Saved entries
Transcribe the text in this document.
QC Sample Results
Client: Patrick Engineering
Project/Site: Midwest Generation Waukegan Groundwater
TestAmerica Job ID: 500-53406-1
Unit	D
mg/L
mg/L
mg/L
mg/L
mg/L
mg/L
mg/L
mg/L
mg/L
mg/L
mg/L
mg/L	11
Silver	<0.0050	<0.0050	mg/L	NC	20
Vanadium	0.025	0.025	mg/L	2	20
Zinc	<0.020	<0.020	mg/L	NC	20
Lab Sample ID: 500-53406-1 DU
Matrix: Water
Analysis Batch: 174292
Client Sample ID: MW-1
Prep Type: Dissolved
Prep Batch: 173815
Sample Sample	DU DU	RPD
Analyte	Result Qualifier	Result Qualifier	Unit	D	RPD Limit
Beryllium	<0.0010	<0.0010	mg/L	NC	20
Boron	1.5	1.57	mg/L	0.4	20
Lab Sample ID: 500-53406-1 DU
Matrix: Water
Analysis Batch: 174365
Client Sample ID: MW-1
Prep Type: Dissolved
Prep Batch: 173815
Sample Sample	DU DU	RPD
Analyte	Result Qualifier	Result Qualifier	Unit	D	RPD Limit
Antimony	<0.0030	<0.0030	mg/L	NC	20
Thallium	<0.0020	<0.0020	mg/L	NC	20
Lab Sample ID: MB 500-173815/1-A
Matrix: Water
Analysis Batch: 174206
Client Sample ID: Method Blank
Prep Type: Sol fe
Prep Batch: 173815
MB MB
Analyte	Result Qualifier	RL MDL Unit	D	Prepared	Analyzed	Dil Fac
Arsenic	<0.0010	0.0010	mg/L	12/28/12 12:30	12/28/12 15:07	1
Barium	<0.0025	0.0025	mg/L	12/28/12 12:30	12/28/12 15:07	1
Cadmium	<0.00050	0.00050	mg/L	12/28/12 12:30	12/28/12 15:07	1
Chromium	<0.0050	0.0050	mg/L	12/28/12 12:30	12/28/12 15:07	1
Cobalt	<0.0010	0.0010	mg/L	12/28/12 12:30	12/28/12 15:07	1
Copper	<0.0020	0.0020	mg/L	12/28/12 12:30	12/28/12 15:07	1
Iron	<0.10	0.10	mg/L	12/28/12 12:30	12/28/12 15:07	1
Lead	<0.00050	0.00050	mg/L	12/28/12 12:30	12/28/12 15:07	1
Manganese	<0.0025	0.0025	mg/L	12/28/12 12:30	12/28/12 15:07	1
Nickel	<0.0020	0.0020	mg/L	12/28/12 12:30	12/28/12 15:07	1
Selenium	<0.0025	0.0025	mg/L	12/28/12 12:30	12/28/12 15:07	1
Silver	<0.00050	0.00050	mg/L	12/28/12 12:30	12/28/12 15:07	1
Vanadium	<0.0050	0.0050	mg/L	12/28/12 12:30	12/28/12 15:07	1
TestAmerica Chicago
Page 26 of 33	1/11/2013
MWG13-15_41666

● Exercise: Output the lines above verbatim and in full.

● Complete answer:
Transcribe the text in this document.
QC Sample Results
Client: Patrick Engineering
Project/Site: Midwest Generation Waukegan Groundwater
TestAmerica Job ID: 500-53406-1
Unit	D
mg/L
mg/L
mg/L
mg/L
mg/L
mg/L
mg/L
mg/L
mg/L
mg/L
mg/L
mg/L	11
Silver	<0.0050	<0.0050	mg/L	NC	20
Vanadium	0.025	0.025	mg/L	2	20
Zinc	<0.020	<0.020	mg/L	NC	20
Lab Sample ID: 500-53406-1 DU
Matrix: Water
Analysis Batch: 174292
Client Sample ID: MW-1
Prep Type: Dissolved
Prep Batch: 173815
Sample Sample	DU DU	RPD
Analyte	Result Qualifier	Result Qualifier	Unit	D	RPD Limit
Beryllium	<0.0010	<0.0010	mg/L	NC	20
Boron	1.5	1.57	mg/L	0.4	20
Lab Sample ID: 500-53406-1 DU
Matrix: Water
Analysis Batch: 174365
Client Sample ID: MW-1
Prep Type: Dissolved
Prep Batch: 173815
Sample Sample	DU DU	RPD
Analyte	Result Qualifier	Result Qualifier	Unit	D	RPD Limit
Antimony	<0.0030	<0.0030	mg/L	NC	20
Thallium	<0.0020	<0.0020	mg/L	NC	20
Lab Sample ID: MB 500-173815/1-A
Matrix: Water
Analysis Batch: 174206
Client Sample ID: Method Blank
Prep Type: Sol fe
Prep Batch: 173815
MB MB
Analyte	Result Qualifier	RL MDL Unit	D	Prepared	Analyzed	Dil Fac
Arsenic	<0.0010	0.0010	mg/L	12/28/12 12:30	12/28/12 15:07	1
Barium	<0.0025	0.0025	mg/L	12/28/12 12:30	12/28/12 15:07	1
Cadmium	<0.00050	0.00050	mg/L	12/28/12 12:30	12/28/12 15:07	1
Chromium	<0.0050	0.0050	mg/L	12/28/12 12:30	12/28/12 15:07	1
Cobalt	<0.0010	0.0010	mg/L	12/28/12 12:30	12/28/12 15:07	1
Copper	<0.0020	0.0020	mg/L	12/28/12 12:30	12/28/12 15:07	1
Iron	<0.10	0.10	mg/L	12/28/12 12:30	12/28/12 15:07	1
Lead	<0.00050	0.00050	mg/L	12/28/12 12:30	12/28/12 15:07	1
Manganese	<0.0025	0.0025	mg/L	12/28/12 12:30	12/28/12 15:07	1
Nickel	<0.0020	0.0020	mg/L	12/28/12 12:30	12/28/12 15:07	1
Selenium	<0.0025	0.0025	mg/L	12/28/12 12:30	12/28/12 15:07	1
Silver	<0.00050	0.00050	mg/L	12/28/12 12:30	12/28/12 15:07	1
Vanadium	<0.0050	0.0050	mg/L	12/28/12 12:30	12/28/12 15:07	1
TestAmerica Chicago
Page 26 of 33	1/11/2013
MWG13-15_41666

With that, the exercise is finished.